→ **What is being asked**: Determine the number of lines in these entries that hold the word "NASA". Give the number and nothing more.

→ **Items**:

┄┄┄┄┄┄

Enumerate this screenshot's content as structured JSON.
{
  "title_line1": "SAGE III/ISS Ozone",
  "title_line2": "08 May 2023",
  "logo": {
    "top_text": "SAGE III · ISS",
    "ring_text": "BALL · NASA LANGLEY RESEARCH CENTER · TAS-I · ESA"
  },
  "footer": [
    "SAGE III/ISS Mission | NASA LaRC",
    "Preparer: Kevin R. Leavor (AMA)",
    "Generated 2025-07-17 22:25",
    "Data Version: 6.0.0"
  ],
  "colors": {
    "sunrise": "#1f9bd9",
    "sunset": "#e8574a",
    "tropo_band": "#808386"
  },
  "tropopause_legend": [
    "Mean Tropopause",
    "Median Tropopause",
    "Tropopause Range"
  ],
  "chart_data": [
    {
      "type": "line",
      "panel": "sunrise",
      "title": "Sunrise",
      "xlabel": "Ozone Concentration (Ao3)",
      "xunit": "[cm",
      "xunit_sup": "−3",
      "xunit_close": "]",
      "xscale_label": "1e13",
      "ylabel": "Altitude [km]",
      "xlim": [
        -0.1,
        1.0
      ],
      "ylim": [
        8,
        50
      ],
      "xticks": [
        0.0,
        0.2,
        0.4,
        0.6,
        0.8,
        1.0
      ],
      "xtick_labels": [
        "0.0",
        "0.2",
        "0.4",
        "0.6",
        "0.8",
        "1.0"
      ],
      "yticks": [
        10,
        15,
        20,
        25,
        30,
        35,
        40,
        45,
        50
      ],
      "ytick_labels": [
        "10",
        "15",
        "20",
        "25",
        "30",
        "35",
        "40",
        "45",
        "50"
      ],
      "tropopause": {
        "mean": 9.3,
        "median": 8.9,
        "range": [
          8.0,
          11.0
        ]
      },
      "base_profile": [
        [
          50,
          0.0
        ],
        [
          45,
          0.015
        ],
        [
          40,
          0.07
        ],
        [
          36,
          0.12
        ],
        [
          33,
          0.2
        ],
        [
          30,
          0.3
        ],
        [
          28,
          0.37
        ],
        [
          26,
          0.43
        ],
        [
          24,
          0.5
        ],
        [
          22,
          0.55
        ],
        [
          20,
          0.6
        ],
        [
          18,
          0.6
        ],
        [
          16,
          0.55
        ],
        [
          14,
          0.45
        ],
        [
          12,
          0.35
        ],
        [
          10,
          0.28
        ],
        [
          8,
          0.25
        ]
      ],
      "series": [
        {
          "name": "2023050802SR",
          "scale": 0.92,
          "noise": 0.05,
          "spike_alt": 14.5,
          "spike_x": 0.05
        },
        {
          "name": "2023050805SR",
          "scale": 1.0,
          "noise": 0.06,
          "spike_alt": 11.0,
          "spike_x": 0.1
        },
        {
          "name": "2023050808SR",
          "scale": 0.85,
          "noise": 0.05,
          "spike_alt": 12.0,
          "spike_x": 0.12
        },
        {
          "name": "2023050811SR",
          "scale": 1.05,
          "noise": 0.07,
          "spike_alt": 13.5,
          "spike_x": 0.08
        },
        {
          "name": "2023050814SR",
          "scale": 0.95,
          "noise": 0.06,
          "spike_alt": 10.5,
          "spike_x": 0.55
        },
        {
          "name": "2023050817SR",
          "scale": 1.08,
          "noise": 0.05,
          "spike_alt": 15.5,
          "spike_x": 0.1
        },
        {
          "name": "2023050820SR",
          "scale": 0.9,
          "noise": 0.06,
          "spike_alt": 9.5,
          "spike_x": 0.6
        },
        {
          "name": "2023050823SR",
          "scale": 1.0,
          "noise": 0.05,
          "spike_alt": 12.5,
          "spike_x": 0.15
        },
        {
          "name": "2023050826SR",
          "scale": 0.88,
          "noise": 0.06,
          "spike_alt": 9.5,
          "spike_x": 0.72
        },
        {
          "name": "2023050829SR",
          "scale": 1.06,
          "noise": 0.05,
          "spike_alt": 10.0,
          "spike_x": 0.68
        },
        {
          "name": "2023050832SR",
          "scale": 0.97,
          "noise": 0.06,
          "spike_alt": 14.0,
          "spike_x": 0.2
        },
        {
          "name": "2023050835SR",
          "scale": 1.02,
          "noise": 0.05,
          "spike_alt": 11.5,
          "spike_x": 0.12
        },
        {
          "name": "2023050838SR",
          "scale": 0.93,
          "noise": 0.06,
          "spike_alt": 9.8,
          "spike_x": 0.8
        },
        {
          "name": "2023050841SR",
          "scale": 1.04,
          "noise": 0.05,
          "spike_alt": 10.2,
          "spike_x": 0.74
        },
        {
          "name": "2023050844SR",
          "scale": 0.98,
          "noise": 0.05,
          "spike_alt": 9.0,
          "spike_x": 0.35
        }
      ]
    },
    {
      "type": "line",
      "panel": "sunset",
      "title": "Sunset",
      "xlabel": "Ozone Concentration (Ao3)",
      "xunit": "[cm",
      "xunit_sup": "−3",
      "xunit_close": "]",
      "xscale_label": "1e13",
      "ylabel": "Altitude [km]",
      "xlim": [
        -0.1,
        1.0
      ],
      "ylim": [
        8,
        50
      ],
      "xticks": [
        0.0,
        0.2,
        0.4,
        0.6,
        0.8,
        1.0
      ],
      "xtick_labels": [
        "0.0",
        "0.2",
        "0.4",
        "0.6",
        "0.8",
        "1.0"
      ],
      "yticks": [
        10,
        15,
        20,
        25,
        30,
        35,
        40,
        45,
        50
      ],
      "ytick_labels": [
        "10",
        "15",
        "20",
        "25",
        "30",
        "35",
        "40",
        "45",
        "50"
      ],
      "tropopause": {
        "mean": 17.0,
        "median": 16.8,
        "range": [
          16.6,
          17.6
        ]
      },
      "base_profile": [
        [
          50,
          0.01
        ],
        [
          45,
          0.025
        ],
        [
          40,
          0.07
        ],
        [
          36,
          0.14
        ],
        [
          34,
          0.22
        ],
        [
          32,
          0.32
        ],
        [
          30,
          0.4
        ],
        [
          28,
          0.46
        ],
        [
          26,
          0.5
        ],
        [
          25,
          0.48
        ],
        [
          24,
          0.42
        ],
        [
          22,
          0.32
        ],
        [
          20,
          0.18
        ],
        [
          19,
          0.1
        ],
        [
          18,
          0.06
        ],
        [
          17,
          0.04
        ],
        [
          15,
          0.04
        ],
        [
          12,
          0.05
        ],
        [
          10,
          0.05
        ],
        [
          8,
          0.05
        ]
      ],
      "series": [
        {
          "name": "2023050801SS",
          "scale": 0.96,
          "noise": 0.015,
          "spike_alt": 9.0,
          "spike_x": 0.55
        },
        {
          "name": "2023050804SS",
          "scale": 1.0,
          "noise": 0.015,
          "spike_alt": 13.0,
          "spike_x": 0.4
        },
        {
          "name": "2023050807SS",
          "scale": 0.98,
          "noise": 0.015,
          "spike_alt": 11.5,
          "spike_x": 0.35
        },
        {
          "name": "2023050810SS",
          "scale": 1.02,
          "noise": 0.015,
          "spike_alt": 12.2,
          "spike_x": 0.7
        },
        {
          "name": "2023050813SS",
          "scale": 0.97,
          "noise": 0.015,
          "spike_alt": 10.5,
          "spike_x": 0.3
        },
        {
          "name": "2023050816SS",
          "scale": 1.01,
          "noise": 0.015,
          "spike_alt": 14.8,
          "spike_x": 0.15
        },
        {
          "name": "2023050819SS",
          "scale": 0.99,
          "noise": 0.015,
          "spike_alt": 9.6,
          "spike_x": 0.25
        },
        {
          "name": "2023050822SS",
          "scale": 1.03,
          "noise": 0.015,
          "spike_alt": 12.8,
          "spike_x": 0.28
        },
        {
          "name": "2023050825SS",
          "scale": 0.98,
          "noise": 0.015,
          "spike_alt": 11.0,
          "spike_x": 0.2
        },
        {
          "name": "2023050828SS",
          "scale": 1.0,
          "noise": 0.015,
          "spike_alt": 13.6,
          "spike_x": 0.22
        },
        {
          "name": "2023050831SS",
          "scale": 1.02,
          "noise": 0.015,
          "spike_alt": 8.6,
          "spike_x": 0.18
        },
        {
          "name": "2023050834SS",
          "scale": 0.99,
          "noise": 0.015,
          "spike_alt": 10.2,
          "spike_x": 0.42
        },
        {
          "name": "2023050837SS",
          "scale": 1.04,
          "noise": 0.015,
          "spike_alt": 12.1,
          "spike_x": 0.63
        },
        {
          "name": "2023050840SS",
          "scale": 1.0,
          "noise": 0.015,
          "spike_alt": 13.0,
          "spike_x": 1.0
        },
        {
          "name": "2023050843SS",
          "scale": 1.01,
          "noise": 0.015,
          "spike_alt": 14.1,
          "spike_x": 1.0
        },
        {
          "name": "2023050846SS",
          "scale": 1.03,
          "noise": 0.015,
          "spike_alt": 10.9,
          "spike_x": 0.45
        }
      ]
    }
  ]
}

┄┄┄┄┄┄

→ **Completed exercise**: 2